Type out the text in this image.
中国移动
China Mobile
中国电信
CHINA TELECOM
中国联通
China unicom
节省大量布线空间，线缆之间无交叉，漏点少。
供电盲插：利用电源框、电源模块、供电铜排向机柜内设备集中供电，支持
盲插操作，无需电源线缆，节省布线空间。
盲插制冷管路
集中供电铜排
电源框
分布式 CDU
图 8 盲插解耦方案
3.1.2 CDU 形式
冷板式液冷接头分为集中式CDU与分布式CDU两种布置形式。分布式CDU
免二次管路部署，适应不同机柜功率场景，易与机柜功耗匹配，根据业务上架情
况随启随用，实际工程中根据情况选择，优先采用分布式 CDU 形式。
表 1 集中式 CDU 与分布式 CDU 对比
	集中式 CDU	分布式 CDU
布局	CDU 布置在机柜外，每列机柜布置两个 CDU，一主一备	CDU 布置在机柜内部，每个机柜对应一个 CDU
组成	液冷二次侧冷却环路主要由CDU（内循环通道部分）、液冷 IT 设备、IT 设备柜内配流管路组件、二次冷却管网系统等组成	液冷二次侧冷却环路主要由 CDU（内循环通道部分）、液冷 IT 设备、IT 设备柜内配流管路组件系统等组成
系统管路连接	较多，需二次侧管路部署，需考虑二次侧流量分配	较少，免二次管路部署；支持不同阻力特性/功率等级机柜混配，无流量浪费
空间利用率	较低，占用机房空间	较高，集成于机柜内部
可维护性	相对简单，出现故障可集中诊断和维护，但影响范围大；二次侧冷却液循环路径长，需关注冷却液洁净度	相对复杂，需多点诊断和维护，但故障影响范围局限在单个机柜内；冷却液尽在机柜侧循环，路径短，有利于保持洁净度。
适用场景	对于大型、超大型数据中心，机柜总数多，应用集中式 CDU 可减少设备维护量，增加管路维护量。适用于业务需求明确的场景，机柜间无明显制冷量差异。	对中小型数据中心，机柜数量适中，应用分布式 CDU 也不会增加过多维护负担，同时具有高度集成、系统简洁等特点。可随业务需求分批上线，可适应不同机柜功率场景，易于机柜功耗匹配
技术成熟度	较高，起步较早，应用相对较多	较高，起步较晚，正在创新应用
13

(What to work on) Return each line of the records above exactly as it reads.

(Final result)
Type out the text in this image.
中国移动
China Mobile
中国电信
CHINA TELECOM
中国联通
China unicom
节省大量布线空间，线缆之间无交叉，漏点少。
供电盲插：利用电源框、电源模块、供电铜排向机柜内设备集中供电，支持
盲插操作，无需电源线缆，节省布线空间。
盲插制冷管路
集中供电铜排
电源框
分布式 CDU
图 8 盲插解耦方案
3.1.2 CDU 形式
冷板式液冷接头分为集中式CDU与分布式CDU两种布置形式。分布式CDU
免二次管路部署，适应不同机柜功率场景，易与机柜功耗匹配，根据业务上架情
况随启随用，实际工程中根据情况选择，优先采用分布式 CDU 形式。
表 1 集中式 CDU 与分布式 CDU 对比
	集中式 CDU	分布式 CDU
布局	CDU 布置在机柜外，每列机柜布置两个 CDU，一主一备	CDU 布置在机柜内部，每个机柜对应一个 CDU
组成	液冷二次侧冷却环路主要由CDU（内循环通道部分）、液冷 IT 设备、IT 设备柜内配流管路组件、二次冷却管网系统等组成	液冷二次侧冷却环路主要由 CDU（内循环通道部分）、液冷 IT 设备、IT 设备柜内配流管路组件系统等组成
系统管路连接	较多，需二次侧管路部署，需考虑二次侧流量分配	较少，免二次管路部署；支持不同阻力特性/功率等级机柜混配，无流量浪费
空间利用率	较低，占用机房空间	较高，集成于机柜内部
可维护性	相对简单，出现故障可集中诊断和维护，但影响范围大；二次侧冷却液循环路径长，需关注冷却液洁净度	相对复杂，需多点诊断和维护，但故障影响范围局限在单个机柜内；冷却液尽在机柜侧循环，路径短，有利于保持洁净度。
适用场景	对于大型、超大型数据中心，机柜总数多，应用集中式 CDU 可减少设备维护量，增加管路维护量。适用于业务需求明确的场景，机柜间无明显制冷量差异。	对中小型数据中心，机柜数量适中，应用分布式 CDU 也不会增加过多维护负担，同时具有高度集成、系统简洁等特点。可随业务需求分批上线，可适应不同机柜功率场景，易于机柜功耗匹配
技术成熟度	较高，起步较早，应用相对较多	较高，起步较晚，正在创新应用
13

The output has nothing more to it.